▶ Stated problem: Leave out the pictures and repeat the data exactly.

▶ Recorded data:
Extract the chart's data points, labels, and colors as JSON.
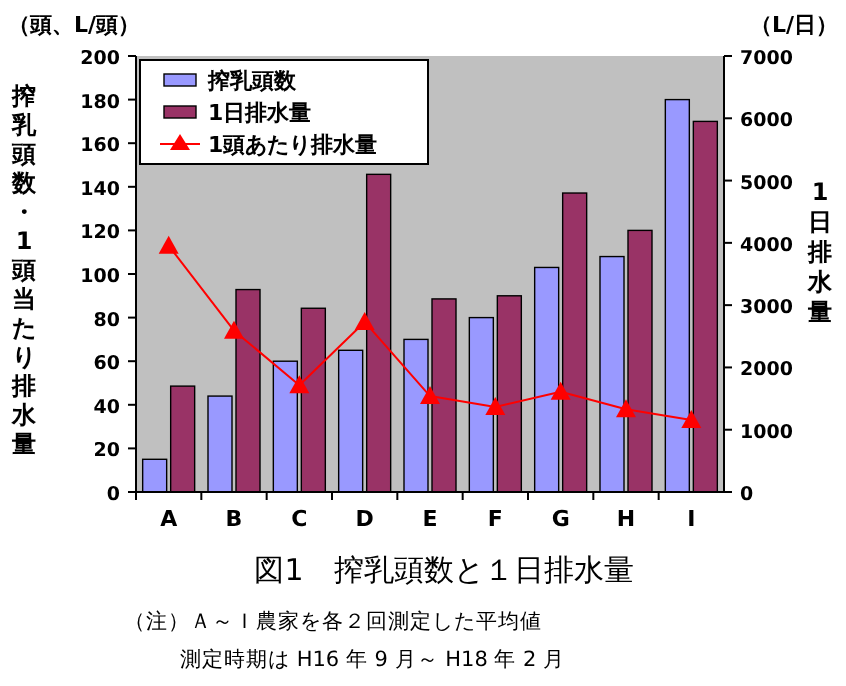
{
  "chart_data": {
    "type": "bar",
    "title": "図1　搾乳頭数と１日排水量",
    "ylabel": "搾乳頭数・1頭当たり排水量",
    "y2label": "1日排水量",
    "annotations": [
      "（頭、L/頭）",
      "（L/日）",
      "（注）Ａ～Ｉ農家を各２回測定した平均値",
      "測定時期は H16 年 9 月～ H18 年 2 月"
    ],
    "categories": [
      "A",
      "B",
      "C",
      "D",
      "E",
      "F",
      "G",
      "H",
      "I"
    ],
    "series": [
      {
        "name": "搾乳頭数",
        "axis": "y",
        "color": "#9999ff",
        "values": [
          15,
          44,
          60,
          65,
          70,
          80,
          103,
          108,
          180
        ]
      },
      {
        "name": "1日排水量",
        "axis": "y2",
        "color": "#993366",
        "values": [
          1700,
          3250,
          2950,
          5100,
          3100,
          3150,
          4800,
          4200,
          5950
        ]
      },
      {
        "name": "1頭あたり排水量",
        "type": "line",
        "axis": "y",
        "color": "#ff0000",
        "marker": "triangle",
        "values": [
          113,
          74,
          49,
          78,
          44,
          39,
          46,
          38,
          33
        ]
      }
    ],
    "ylim": [
      0,
      200
    ],
    "yticks": [
      0,
      20,
      40,
      60,
      80,
      100,
      120,
      140,
      160,
      180,
      200
    ],
    "y2lim": [
      0,
      7000
    ],
    "y2ticks": [
      0,
      1000,
      2000,
      3000,
      4000,
      5000,
      6000,
      7000
    ],
    "grid": false,
    "legend": "top left"
  }
}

▶ Solved problem:
Extract the chart's data points, labels, and colors as JSON.
{
  "chart_data": {
    "type": "bar",
    "title": "図1　搾乳頭数と１日排水量",
    "ylabel": "搾乳頭数・1頭当たり排水量",
    "y2label": "1日排水量",
    "annotations": [
      "（頭、L/頭）",
      "（L/日）",
      "（注）Ａ～Ｉ農家を各２回測定した平均値",
      "測定時期は H16 年 9 月～ H18 年 2 月"
    ],
    "categories": [
      "A",
      "B",
      "C",
      "D",
      "E",
      "F",
      "G",
      "H",
      "I"
    ],
    "series": [
      {
        "name": "搾乳頭数",
        "axis": "y",
        "color": "#9999ff",
        "values": [
          15,
          44,
          60,
          65,
          70,
          80,
          103,
          108,
          180
        ]
      },
      {
        "name": "1日排水量",
        "axis": "y2",
        "color": "#993366",
        "values": [
          1700,
          3250,
          2950,
          5100,
          3100,
          3150,
          4800,
          4200,
          5950
        ]
      },
      {
        "name": "1頭あたり排水量",
        "type": "line",
        "axis": "y",
        "color": "#ff0000",
        "marker": "triangle",
        "values": [
          113,
          74,
          49,
          78,
          44,
          39,
          46,
          38,
          33
        ]
      }
    ],
    "ylim": [
      0,
      200
    ],
    "yticks": [
      0,
      20,
      40,
      60,
      80,
      100,
      120,
      140,
      160,
      180,
      200
    ],
    "y2lim": [
      0,
      7000
    ],
    "y2ticks": [
      0,
      1000,
      2000,
      3000,
      4000,
      5000,
      6000,
      7000
    ],
    "grid": false,
    "legend": "top left"
  }
}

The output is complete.